* Written task
Please lay out everything from the start of the items down to the line containing "bottle-icon bbox=[138, 1149, 575, 1251]" as a numbered list, with blank lines left out.

* Items listed in a dataset
════════════════
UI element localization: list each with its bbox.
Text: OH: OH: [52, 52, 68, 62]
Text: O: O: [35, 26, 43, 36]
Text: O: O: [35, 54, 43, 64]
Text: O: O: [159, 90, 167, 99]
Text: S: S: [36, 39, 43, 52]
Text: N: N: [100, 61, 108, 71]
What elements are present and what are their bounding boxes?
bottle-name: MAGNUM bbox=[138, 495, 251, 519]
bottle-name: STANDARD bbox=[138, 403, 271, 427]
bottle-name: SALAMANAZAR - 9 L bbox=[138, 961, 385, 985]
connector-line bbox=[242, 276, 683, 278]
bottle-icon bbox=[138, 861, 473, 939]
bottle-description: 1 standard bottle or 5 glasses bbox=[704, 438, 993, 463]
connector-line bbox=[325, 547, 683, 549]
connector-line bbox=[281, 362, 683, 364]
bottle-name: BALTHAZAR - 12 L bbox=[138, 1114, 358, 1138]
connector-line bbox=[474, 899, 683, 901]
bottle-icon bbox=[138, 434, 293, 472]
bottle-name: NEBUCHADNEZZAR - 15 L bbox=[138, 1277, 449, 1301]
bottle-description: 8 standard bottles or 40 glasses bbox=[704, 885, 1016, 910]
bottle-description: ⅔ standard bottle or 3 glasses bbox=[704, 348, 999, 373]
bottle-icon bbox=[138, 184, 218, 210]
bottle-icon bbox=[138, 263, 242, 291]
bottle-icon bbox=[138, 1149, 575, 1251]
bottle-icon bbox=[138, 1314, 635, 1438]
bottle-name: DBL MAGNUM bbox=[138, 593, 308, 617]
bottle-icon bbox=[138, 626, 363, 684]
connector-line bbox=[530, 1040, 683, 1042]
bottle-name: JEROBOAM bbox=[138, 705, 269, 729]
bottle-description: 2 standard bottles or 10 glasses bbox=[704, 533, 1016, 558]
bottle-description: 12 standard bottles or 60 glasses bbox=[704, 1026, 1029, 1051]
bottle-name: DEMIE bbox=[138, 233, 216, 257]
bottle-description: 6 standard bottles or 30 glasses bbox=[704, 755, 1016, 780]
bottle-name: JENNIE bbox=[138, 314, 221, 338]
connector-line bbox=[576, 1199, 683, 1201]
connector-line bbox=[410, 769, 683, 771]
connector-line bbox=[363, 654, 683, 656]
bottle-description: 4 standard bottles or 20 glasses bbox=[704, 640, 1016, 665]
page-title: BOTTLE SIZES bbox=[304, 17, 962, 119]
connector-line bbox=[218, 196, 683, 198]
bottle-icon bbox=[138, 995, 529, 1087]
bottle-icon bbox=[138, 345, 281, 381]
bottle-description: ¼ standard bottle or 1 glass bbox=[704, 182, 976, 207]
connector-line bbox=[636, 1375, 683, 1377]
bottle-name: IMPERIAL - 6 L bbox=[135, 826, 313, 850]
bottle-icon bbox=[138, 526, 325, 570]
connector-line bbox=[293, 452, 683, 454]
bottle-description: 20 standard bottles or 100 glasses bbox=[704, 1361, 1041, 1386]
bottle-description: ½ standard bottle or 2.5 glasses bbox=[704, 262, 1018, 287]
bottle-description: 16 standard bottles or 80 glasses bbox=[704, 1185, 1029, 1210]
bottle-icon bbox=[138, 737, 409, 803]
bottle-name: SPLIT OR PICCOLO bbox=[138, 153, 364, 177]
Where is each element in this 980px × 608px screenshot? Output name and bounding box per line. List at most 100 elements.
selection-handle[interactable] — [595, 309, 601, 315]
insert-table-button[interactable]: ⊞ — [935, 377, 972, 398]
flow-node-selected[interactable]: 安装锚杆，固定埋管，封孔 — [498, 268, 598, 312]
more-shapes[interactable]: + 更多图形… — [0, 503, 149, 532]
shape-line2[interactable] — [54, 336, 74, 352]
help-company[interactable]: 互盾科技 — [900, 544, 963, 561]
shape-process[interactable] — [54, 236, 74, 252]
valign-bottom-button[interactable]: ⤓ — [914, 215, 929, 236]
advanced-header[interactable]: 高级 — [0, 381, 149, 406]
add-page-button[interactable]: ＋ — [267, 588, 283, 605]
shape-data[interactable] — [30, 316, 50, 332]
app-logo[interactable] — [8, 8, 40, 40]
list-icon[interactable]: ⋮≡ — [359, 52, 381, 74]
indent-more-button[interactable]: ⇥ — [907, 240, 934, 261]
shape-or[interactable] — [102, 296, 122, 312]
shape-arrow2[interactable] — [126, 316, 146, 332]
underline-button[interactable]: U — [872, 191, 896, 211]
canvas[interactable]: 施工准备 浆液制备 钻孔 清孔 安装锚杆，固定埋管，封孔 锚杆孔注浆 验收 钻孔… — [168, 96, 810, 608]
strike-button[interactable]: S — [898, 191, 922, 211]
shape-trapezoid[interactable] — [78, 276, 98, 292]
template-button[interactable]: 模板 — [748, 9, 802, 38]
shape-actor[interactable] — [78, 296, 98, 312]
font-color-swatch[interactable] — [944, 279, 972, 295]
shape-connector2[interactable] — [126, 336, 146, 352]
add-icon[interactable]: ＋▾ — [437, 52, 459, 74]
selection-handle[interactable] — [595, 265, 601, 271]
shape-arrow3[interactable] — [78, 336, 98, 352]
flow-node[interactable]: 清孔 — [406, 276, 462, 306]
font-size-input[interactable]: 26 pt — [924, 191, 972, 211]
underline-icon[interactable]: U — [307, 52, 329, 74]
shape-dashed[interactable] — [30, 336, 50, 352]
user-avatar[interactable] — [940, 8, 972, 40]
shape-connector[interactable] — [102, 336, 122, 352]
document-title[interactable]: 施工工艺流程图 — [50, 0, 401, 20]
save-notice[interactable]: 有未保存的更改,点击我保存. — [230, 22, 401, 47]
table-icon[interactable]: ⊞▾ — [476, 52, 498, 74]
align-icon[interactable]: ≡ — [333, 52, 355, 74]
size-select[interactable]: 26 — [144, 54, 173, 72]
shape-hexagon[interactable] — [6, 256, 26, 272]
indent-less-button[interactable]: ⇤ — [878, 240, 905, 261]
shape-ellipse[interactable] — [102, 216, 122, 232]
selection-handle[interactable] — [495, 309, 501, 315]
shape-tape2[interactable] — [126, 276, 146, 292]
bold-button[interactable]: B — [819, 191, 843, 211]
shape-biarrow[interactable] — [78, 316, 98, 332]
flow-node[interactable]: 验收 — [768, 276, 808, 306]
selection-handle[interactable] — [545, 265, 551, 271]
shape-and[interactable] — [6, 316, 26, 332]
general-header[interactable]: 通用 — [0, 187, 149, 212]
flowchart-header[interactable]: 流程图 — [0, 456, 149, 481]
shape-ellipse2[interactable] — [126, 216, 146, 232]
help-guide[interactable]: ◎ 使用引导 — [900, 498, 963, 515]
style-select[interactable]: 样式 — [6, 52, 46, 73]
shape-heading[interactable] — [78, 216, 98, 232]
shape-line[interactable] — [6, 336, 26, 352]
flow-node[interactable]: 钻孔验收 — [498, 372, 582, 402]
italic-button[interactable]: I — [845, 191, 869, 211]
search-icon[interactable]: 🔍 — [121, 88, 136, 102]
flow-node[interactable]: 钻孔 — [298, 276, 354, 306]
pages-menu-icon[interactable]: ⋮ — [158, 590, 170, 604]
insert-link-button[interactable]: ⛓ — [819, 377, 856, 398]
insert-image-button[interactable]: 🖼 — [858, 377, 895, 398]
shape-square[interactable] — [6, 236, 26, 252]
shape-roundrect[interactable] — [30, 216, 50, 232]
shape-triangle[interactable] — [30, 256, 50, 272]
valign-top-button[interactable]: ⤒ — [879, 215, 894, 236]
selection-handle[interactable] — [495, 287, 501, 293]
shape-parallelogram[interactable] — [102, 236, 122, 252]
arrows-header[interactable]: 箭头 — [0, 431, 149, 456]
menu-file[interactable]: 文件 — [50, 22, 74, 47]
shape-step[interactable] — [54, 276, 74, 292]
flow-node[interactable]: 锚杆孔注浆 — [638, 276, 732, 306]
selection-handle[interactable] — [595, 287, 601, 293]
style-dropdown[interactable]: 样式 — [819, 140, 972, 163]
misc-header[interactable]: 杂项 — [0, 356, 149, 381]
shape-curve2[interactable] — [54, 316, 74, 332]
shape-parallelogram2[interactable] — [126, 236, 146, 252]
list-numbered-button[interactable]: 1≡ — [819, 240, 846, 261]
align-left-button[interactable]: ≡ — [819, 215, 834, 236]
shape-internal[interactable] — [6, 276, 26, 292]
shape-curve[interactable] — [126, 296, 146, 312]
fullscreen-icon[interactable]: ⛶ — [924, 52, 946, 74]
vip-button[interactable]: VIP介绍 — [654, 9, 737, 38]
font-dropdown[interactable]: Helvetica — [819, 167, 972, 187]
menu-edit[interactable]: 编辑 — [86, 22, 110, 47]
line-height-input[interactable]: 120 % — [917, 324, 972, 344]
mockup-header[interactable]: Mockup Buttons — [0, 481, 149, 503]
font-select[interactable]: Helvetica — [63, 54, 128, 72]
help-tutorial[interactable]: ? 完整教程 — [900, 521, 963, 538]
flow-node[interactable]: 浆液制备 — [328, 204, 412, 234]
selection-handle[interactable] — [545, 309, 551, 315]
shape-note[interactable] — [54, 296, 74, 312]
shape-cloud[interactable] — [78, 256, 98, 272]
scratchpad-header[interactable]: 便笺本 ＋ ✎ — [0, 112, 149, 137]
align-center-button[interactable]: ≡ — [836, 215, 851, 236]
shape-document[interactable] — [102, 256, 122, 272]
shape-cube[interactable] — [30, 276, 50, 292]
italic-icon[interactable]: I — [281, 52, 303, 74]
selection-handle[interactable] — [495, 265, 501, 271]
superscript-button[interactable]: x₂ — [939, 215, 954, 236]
════════════════
* Answer for the task
1. UI element localization: list each with its bbox.
2. Text: OH: OH: [52, 52, 68, 62]
3. Text: O: O: [35, 26, 43, 36]
4. Text: O: O: [35, 54, 43, 64]
5. Text: O: O: [159, 90, 167, 99]
6. Text: S: S: [36, 39, 43, 52]
7. Text: N: N: [100, 61, 108, 71]
8. What elements are present and what are their bounding boxes?
9. bottle-name: MAGNUM bbox=[138, 495, 251, 519]
10. bottle-name: STANDARD bbox=[138, 403, 271, 427]
11. bottle-name: SALAMANAZAR - 9 L bbox=[138, 961, 385, 985]
12. connector-line bbox=[242, 276, 683, 278]
13. bottle-icon bbox=[138, 861, 473, 939]
14. bottle-description: 1 standard bottle or 5 glasses bbox=[704, 438, 993, 463]
15. connector-line bbox=[325, 547, 683, 549]
16. connector-line bbox=[281, 362, 683, 364]
17. bottle-name: BALTHAZAR - 12 L bbox=[138, 1114, 358, 1138]
18. connector-line bbox=[474, 899, 683, 901]
19. bottle-icon bbox=[138, 434, 293, 472]
20. bottle-name: NEBUCHADNEZZAR - 15 L bbox=[138, 1277, 449, 1301]
21. bottle-description: 8 standard bottles or 40 glasses bbox=[704, 885, 1016, 910]
22. bottle-description: ⅔ standard bottle or 3 glasses bbox=[704, 348, 999, 373]
23. bottle-icon bbox=[138, 184, 218, 210]
24. bottle-icon bbox=[138, 263, 242, 291]
25. bottle-icon bbox=[138, 1149, 575, 1251]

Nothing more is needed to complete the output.